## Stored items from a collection
:::::

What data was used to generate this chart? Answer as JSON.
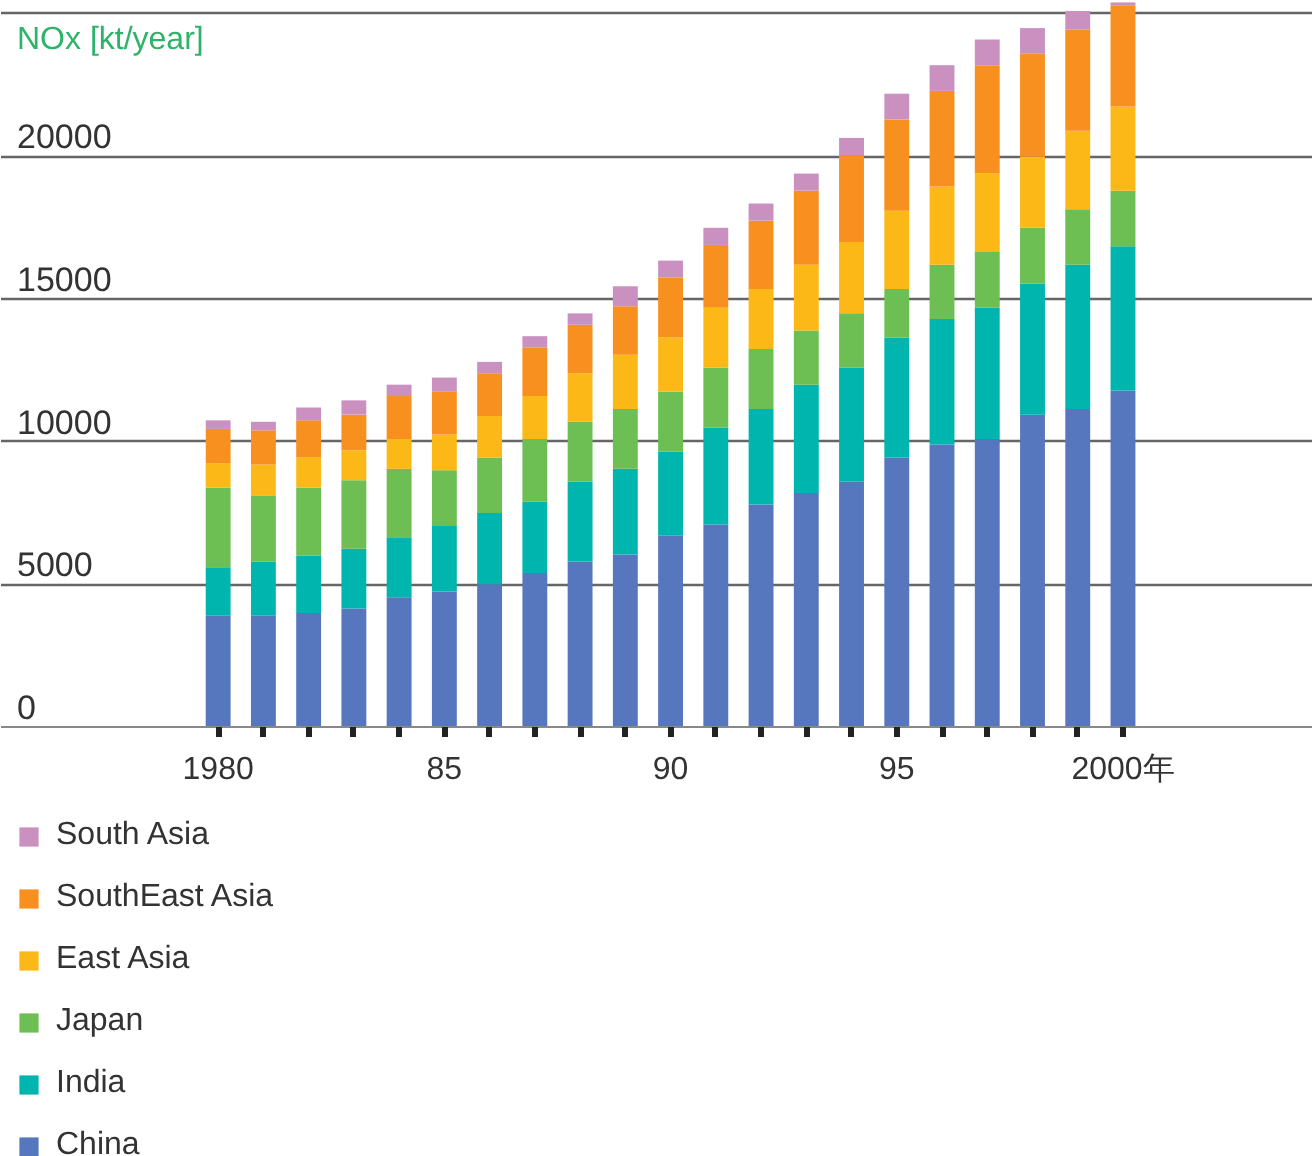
{
  "chart_data": {
    "type": "bar",
    "stacked": true,
    "ylabel": "NOx [kt/year]",
    "x": [
      1980,
      1981,
      1982,
      1983,
      1984,
      1985,
      1986,
      1987,
      1988,
      1989,
      1990,
      1991,
      1992,
      1993,
      1994,
      1995,
      1996,
      1997,
      1998,
      1999,
      2000
    ],
    "xlim": [
      1975.2,
      2004.2
    ],
    "xticks": [
      1980,
      {
        "value": 1981,
        "label": null
      },
      {
        "value": 1982,
        "label": null
      },
      {
        "value": 1983,
        "label": null
      },
      {
        "value": 1984,
        "label": null
      },
      {
        "value": 1985,
        "label": "85"
      },
      {
        "value": 1986,
        "label": null
      },
      {
        "value": 1987,
        "label": null
      },
      {
        "value": 1988,
        "label": null
      },
      {
        "value": 1989,
        "label": null
      },
      {
        "value": 1990,
        "label": "90"
      },
      {
        "value": 1991,
        "label": null
      },
      {
        "value": 1992,
        "label": null
      },
      {
        "value": 1993,
        "label": null
      },
      {
        "value": 1994,
        "label": null
      },
      {
        "value": 1995,
        "label": "95"
      },
      {
        "value": 1996,
        "label": null
      },
      {
        "value": 1997,
        "label": null
      },
      {
        "value": 1998,
        "label": null
      },
      {
        "value": 1999,
        "label": null
      },
      {
        "value": 2000,
        "label": "2000年"
      }
    ],
    "ylim": [
      0,
      25450
    ],
    "yticks": [
      0,
      5000,
      10000,
      15000,
      20000,
      {
        "value": 25000,
        "label": null
      }
    ],
    "grid": "y",
    "legend": "bottom",
    "series": [
      {
        "name": "China",
        "color": "#5677bd",
        "values": [
          3900,
          3900,
          4000,
          4150,
          4550,
          4750,
          5000,
          5400,
          5800,
          6050,
          6700,
          7100,
          7800,
          8200,
          8600,
          9450,
          9900,
          10100,
          10950,
          11150,
          11800
        ]
      },
      {
        "name": "India",
        "color": "#00b5ad",
        "values": [
          1700,
          1900,
          2000,
          2100,
          2100,
          2300,
          2500,
          2500,
          2800,
          3000,
          2950,
          3400,
          3350,
          3800,
          4000,
          4200,
          4400,
          4600,
          4600,
          5050,
          5050
        ]
      },
      {
        "name": "Japan",
        "color": "#6dbe53",
        "values": [
          2800,
          2300,
          2400,
          2400,
          2400,
          1950,
          1950,
          2200,
          2100,
          2100,
          2100,
          2100,
          2100,
          1900,
          1900,
          1700,
          1900,
          1950,
          1950,
          1950,
          1950
        ]
      },
      {
        "name": "East Asia",
        "color": "#fbb817",
        "values": [
          850,
          1100,
          1050,
          1050,
          1050,
          1250,
          1450,
          1500,
          1700,
          1900,
          1900,
          2100,
          2100,
          2300,
          2500,
          2750,
          2750,
          2750,
          2500,
          2750,
          2950
        ]
      },
      {
        "name": "SouthEast Asia",
        "color": "#f7901e",
        "values": [
          1200,
          1200,
          1300,
          1250,
          1500,
          1500,
          1500,
          1700,
          1700,
          1700,
          2100,
          2200,
          2400,
          2600,
          3050,
          3200,
          3350,
          3800,
          3600,
          3550,
          3550
        ]
      },
      {
        "name": "South Asia",
        "color": "#c990c0",
        "values": [
          300,
          300,
          450,
          500,
          400,
          500,
          400,
          400,
          400,
          700,
          600,
          600,
          600,
          600,
          600,
          900,
          900,
          900,
          900,
          650,
          100
        ]
      }
    ]
  }
}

:::::

## WHAT YOU WILL DO
Return the material word for word. Pictures are not part of the copy.

## FINAL ANSWER
What data was used to generate this chart? Answer as JSON.
{
  "chart_data": {
    "type": "bar",
    "stacked": true,
    "ylabel": "NOx [kt/year]",
    "x": [
      1980,
      1981,
      1982,
      1983,
      1984,
      1985,
      1986,
      1987,
      1988,
      1989,
      1990,
      1991,
      1992,
      1993,
      1994,
      1995,
      1996,
      1997,
      1998,
      1999,
      2000
    ],
    "xlim": [
      1975.2,
      2004.2
    ],
    "xticks": [
      1980,
      {
        "value": 1981,
        "label": null
      },
      {
        "value": 1982,
        "label": null
      },
      {
        "value": 1983,
        "label": null
      },
      {
        "value": 1984,
        "label": null
      },
      {
        "value": 1985,
        "label": "85"
      },
      {
        "value": 1986,
        "label": null
      },
      {
        "value": 1987,
        "label": null
      },
      {
        "value": 1988,
        "label": null
      },
      {
        "value": 1989,
        "label": null
      },
      {
        "value": 1990,
        "label": "90"
      },
      {
        "value": 1991,
        "label": null
      },
      {
        "value": 1992,
        "label": null
      },
      {
        "value": 1993,
        "label": null
      },
      {
        "value": 1994,
        "label": null
      },
      {
        "value": 1995,
        "label": "95"
      },
      {
        "value": 1996,
        "label": null
      },
      {
        "value": 1997,
        "label": null
      },
      {
        "value": 1998,
        "label": null
      },
      {
        "value": 1999,
        "label": null
      },
      {
        "value": 2000,
        "label": "2000年"
      }
    ],
    "ylim": [
      0,
      25450
    ],
    "yticks": [
      0,
      5000,
      10000,
      15000,
      20000,
      {
        "value": 25000,
        "label": null
      }
    ],
    "grid": "y",
    "legend": "bottom",
    "series": [
      {
        "name": "China",
        "color": "#5677bd",
        "values": [
          3900,
          3900,
          4000,
          4150,
          4550,
          4750,
          5000,
          5400,
          5800,
          6050,
          6700,
          7100,
          7800,
          8200,
          8600,
          9450,
          9900,
          10100,
          10950,
          11150,
          11800
        ]
      },
      {
        "name": "India",
        "color": "#00b5ad",
        "values": [
          1700,
          1900,
          2000,
          2100,
          2100,
          2300,
          2500,
          2500,
          2800,
          3000,
          2950,
          3400,
          3350,
          3800,
          4000,
          4200,
          4400,
          4600,
          4600,
          5050,
          5050
        ]
      },
      {
        "name": "Japan",
        "color": "#6dbe53",
        "values": [
          2800,
          2300,
          2400,
          2400,
          2400,
          1950,
          1950,
          2200,
          2100,
          2100,
          2100,
          2100,
          2100,
          1900,
          1900,
          1700,
          1900,
          1950,
          1950,
          1950,
          1950
        ]
      },
      {
        "name": "East Asia",
        "color": "#fbb817",
        "values": [
          850,
          1100,
          1050,
          1050,
          1050,
          1250,
          1450,
          1500,
          1700,
          1900,
          1900,
          2100,
          2100,
          2300,
          2500,
          2750,
          2750,
          2750,
          2500,
          2750,
          2950
        ]
      },
      {
        "name": "SouthEast Asia",
        "color": "#f7901e",
        "values": [
          1200,
          1200,
          1300,
          1250,
          1500,
          1500,
          1500,
          1700,
          1700,
          1700,
          2100,
          2200,
          2400,
          2600,
          3050,
          3200,
          3350,
          3800,
          3600,
          3550,
          3550
        ]
      },
      {
        "name": "South Asia",
        "color": "#c990c0",
        "values": [
          300,
          300,
          450,
          500,
          400,
          500,
          400,
          400,
          400,
          700,
          600,
          600,
          600,
          600,
          600,
          900,
          900,
          900,
          900,
          650,
          100
        ]
      }
    ]
  }
}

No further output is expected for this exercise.